**AIM OF THE TASK**. Retype each record shown below, leaving every character as it is.

═════ GIVEN ENTRIES ═════

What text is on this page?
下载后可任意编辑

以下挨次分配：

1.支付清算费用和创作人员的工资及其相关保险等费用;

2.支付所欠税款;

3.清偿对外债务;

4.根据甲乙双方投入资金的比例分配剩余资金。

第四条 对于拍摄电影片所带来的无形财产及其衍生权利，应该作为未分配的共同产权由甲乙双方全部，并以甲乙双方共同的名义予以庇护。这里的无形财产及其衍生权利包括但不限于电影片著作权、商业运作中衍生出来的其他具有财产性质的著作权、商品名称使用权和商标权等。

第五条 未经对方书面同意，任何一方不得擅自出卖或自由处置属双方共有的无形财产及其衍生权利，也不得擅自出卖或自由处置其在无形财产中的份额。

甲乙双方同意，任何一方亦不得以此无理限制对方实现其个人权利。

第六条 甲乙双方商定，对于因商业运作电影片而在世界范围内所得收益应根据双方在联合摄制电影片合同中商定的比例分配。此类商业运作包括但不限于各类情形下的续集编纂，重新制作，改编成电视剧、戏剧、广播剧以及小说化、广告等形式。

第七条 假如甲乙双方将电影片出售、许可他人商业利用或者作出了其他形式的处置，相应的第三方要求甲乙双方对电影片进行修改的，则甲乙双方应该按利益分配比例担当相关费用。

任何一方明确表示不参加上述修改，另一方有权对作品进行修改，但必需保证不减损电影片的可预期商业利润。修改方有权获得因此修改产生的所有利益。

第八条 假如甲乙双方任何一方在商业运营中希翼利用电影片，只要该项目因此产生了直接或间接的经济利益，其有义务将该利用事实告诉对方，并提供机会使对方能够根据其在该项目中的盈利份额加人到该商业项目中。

═════

**THE RESPONSE**.
What text is on this page?
下载后可任意编辑

以下挨次分配：

1.支付清算费用和创作人员的工资及其相关保险等费用;

2.支付所欠税款;

3.清偿对外债务;

4.根据甲乙双方投入资金的比例分配剩余资金。

第四条 对于拍摄电影片所带来的无形财产及其衍生权利，应该作为未分配的共同产权由甲乙双方全部，并以甲乙双方共同的名义予以庇护。这里的无形财产及其衍生权利包括但不限于电影片著作权、商业运作中衍生出来的其他具有财产性质的著作权、商品名称使用权和商标权等。

第五条 未经对方书面同意，任何一方不得擅自出卖或自由处置属双方共有的无形财产及其衍生权利，也不得擅自出卖或自由处置其在无形财产中的份额。

甲乙双方同意，任何一方亦不得以此无理限制对方实现其个人权利。

第六条 甲乙双方商定，对于因商业运作电影片而在世界范围内所得收益应根据双方在联合摄制电影片合同中商定的比例分配。此类商业运作包括但不限于各类情形下的续集编纂，重新制作，改编成电视剧、戏剧、广播剧以及小说化、广告等形式。

第七条 假如甲乙双方将电影片出售、许可他人商业利用或者作出了其他形式的处置，相应的第三方要求甲乙双方对电影片进行修改的，则甲乙双方应该按利益分配比例担当相关费用。

任何一方明确表示不参加上述修改，另一方有权对作品进行修改，但必需保证不减损电影片的可预期商业利润。修改方有权获得因此修改产生的所有利益。

第八条 假如甲乙双方任何一方在商业运营中希翼利用电影片，只要该项目因此产生了直接或间接的经济利益，其有义务将该利用事实告诉对方，并提供机会使对方能够根据其在该项目中的盈利份额加人到该商业项目中。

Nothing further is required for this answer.